* [What the task asks]: The records that follow are to be repeated without alteration.

[Start]

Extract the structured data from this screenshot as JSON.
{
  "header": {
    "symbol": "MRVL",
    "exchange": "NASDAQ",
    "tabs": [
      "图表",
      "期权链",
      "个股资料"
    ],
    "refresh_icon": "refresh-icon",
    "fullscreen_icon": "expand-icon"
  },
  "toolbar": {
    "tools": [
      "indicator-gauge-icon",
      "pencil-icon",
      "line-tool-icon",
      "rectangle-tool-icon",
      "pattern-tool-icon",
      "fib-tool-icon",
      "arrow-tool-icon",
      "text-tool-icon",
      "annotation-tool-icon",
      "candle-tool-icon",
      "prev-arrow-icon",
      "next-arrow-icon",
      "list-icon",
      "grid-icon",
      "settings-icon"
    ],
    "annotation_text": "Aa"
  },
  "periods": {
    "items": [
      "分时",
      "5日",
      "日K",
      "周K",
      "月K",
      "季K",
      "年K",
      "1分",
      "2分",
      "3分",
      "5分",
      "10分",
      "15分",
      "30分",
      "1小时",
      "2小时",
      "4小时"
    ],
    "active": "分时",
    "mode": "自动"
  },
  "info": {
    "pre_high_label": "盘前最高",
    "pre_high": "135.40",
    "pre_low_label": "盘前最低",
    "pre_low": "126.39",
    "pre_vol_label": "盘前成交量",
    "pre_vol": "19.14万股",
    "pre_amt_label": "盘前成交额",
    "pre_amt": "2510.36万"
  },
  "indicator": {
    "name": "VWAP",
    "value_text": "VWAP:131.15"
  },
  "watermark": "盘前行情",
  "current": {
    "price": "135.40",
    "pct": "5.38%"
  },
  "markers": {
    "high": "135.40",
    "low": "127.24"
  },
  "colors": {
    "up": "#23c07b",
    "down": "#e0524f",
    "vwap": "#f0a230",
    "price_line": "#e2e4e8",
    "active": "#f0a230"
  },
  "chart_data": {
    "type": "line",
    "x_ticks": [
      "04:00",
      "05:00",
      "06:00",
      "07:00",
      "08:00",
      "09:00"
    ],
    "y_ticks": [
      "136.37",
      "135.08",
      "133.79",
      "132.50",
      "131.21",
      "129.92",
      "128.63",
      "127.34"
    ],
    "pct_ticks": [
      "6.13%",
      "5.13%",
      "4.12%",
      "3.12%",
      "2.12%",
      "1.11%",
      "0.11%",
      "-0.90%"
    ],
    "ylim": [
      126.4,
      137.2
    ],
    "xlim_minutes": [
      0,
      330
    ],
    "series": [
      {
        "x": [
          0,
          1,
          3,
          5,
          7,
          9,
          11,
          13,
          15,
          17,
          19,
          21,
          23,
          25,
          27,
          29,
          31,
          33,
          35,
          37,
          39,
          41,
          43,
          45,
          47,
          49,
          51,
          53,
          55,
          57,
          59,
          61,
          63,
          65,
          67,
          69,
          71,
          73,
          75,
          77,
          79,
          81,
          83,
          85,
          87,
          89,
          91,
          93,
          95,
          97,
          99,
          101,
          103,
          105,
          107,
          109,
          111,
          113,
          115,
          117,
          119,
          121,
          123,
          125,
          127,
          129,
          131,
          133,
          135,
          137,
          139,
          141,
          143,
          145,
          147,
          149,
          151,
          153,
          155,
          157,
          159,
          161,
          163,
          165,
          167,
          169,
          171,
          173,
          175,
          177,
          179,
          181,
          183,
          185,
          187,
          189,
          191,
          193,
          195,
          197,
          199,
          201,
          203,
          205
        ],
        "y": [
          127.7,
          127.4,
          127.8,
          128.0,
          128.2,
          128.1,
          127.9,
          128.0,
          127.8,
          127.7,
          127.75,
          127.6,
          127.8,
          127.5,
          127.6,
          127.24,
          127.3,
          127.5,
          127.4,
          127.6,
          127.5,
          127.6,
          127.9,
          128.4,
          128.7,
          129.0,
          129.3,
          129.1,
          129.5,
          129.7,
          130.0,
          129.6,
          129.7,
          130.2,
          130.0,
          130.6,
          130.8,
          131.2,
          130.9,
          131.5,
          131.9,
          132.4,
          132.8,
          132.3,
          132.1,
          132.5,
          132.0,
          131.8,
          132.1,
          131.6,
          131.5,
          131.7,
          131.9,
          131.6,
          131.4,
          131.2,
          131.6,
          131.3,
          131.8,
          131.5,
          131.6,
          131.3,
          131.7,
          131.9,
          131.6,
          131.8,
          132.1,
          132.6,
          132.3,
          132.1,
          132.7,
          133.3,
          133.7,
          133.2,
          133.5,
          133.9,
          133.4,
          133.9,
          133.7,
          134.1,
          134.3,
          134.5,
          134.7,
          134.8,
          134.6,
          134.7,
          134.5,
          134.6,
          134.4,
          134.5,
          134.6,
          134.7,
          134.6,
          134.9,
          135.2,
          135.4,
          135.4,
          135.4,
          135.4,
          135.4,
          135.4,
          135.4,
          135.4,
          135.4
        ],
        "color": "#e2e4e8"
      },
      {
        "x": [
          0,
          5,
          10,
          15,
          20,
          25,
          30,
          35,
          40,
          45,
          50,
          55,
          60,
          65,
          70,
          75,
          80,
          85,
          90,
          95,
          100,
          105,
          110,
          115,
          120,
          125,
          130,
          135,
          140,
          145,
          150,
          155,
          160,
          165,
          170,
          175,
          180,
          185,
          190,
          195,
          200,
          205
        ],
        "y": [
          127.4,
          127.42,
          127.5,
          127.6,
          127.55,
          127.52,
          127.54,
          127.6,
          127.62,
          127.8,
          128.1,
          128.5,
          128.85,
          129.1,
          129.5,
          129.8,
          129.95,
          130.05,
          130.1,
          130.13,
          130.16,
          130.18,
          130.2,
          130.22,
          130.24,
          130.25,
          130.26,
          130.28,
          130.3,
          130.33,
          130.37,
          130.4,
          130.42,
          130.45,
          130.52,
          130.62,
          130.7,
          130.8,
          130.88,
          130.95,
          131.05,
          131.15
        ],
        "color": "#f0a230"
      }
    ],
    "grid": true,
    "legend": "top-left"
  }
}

[End]

* [Result]:
Extract the structured data from this screenshot as JSON.
{
  "header": {
    "symbol": "MRVL",
    "exchange": "NASDAQ",
    "tabs": [
      "图表",
      "期权链",
      "个股资料"
    ],
    "refresh_icon": "refresh-icon",
    "fullscreen_icon": "expand-icon"
  },
  "toolbar": {
    "tools": [
      "indicator-gauge-icon",
      "pencil-icon",
      "line-tool-icon",
      "rectangle-tool-icon",
      "pattern-tool-icon",
      "fib-tool-icon",
      "arrow-tool-icon",
      "text-tool-icon",
      "annotation-tool-icon",
      "candle-tool-icon",
      "prev-arrow-icon",
      "next-arrow-icon",
      "list-icon",
      "grid-icon",
      "settings-icon"
    ],
    "annotation_text": "Aa"
  },
  "periods": {
    "items": [
      "分时",
      "5日",
      "日K",
      "周K",
      "月K",
      "季K",
      "年K",
      "1分",
      "2分",
      "3分",
      "5分",
      "10分",
      "15分",
      "30分",
      "1小时",
      "2小时",
      "4小时"
    ],
    "active": "分时",
    "mode": "自动"
  },
  "info": {
    "pre_high_label": "盘前最高",
    "pre_high": "135.40",
    "pre_low_label": "盘前最低",
    "pre_low": "126.39",
    "pre_vol_label": "盘前成交量",
    "pre_vol": "19.14万股",
    "pre_amt_label": "盘前成交额",
    "pre_amt": "2510.36万"
  },
  "indicator": {
    "name": "VWAP",
    "value_text": "VWAP:131.15"
  },
  "watermark": "盘前行情",
  "current": {
    "price": "135.40",
    "pct": "5.38%"
  },
  "markers": {
    "high": "135.40",
    "low": "127.24"
  },
  "colors": {
    "up": "#23c07b",
    "down": "#e0524f",
    "vwap": "#f0a230",
    "price_line": "#e2e4e8",
    "active": "#f0a230"
  },
  "chart_data": {
    "type": "line",
    "x_ticks": [
      "04:00",
      "05:00",
      "06:00",
      "07:00",
      "08:00",
      "09:00"
    ],
    "y_ticks": [
      "136.37",
      "135.08",
      "133.79",
      "132.50",
      "131.21",
      "129.92",
      "128.63",
      "127.34"
    ],
    "pct_ticks": [
      "6.13%",
      "5.13%",
      "4.12%",
      "3.12%",
      "2.12%",
      "1.11%",
      "0.11%",
      "-0.90%"
    ],
    "ylim": [
      126.4,
      137.2
    ],
    "xlim_minutes": [
      0,
      330
    ],
    "series": [
      {
        "x": [
          0,
          1,
          3,
          5,
          7,
          9,
          11,
          13,
          15,
          17,
          19,
          21,
          23,
          25,
          27,
          29,
          31,
          33,
          35,
          37,
          39,
          41,
          43,
          45,
          47,
          49,
          51,
          53,
          55,
          57,
          59,
          61,
          63,
          65,
          67,
          69,
          71,
          73,
          75,
          77,
          79,
          81,
          83,
          85,
          87,
          89,
          91,
          93,
          95,
          97,
          99,
          101,
          103,
          105,
          107,
          109,
          111,
          113,
          115,
          117,
          119,
          121,
          123,
          125,
          127,
          129,
          131,
          133,
          135,
          137,
          139,
          141,
          143,
          145,
          147,
          149,
          151,
          153,
          155,
          157,
          159,
          161,
          163,
          165,
          167,
          169,
          171,
          173,
          175,
          177,
          179,
          181,
          183,
          185,
          187,
          189,
          191,
          193,
          195,
          197,
          199,
          201,
          203,
          205
        ],
        "y": [
          127.7,
          127.4,
          127.8,
          128.0,
          128.2,
          128.1,
          127.9,
          128.0,
          127.8,
          127.7,
          127.75,
          127.6,
          127.8,
          127.5,
          127.6,
          127.24,
          127.3,
          127.5,
          127.4,
          127.6,
          127.5,
          127.6,
          127.9,
          128.4,
          128.7,
          129.0,
          129.3,
          129.1,
          129.5,
          129.7,
          130.0,
          129.6,
          129.7,
          130.2,
          130.0,
          130.6,
          130.8,
          131.2,
          130.9,
          131.5,
          131.9,
          132.4,
          132.8,
          132.3,
          132.1,
          132.5,
          132.0,
          131.8,
          132.1,
          131.6,
          131.5,
          131.7,
          131.9,
          131.6,
          131.4,
          131.2,
          131.6,
          131.3,
          131.8,
          131.5,
          131.6,
          131.3,
          131.7,
          131.9,
          131.6,
          131.8,
          132.1,
          132.6,
          132.3,
          132.1,
          132.7,
          133.3,
          133.7,
          133.2,
          133.5,
          133.9,
          133.4,
          133.9,
          133.7,
          134.1,
          134.3,
          134.5,
          134.7,
          134.8,
          134.6,
          134.7,
          134.5,
          134.6,
          134.4,
          134.5,
          134.6,
          134.7,
          134.6,
          134.9,
          135.2,
          135.4,
          135.4,
          135.4,
          135.4,
          135.4,
          135.4,
          135.4,
          135.4,
          135.4
        ],
        "color": "#e2e4e8"
      },
      {
        "x": [
          0,
          5,
          10,
          15,
          20,
          25,
          30,
          35,
          40,
          45,
          50,
          55,
          60,
          65,
          70,
          75,
          80,
          85,
          90,
          95,
          100,
          105,
          110,
          115,
          120,
          125,
          130,
          135,
          140,
          145,
          150,
          155,
          160,
          165,
          170,
          175,
          180,
          185,
          190,
          195,
          200,
          205
        ],
        "y": [
          127.4,
          127.42,
          127.5,
          127.6,
          127.55,
          127.52,
          127.54,
          127.6,
          127.62,
          127.8,
          128.1,
          128.5,
          128.85,
          129.1,
          129.5,
          129.8,
          129.95,
          130.05,
          130.1,
          130.13,
          130.16,
          130.18,
          130.2,
          130.22,
          130.24,
          130.25,
          130.26,
          130.28,
          130.3,
          130.33,
          130.37,
          130.4,
          130.42,
          130.45,
          130.52,
          130.62,
          130.7,
          130.8,
          130.88,
          130.95,
          131.05,
          131.15
        ],
        "color": "#f0a230"
      }
    ],
    "grid": true,
    "legend": "top-left"
  }
}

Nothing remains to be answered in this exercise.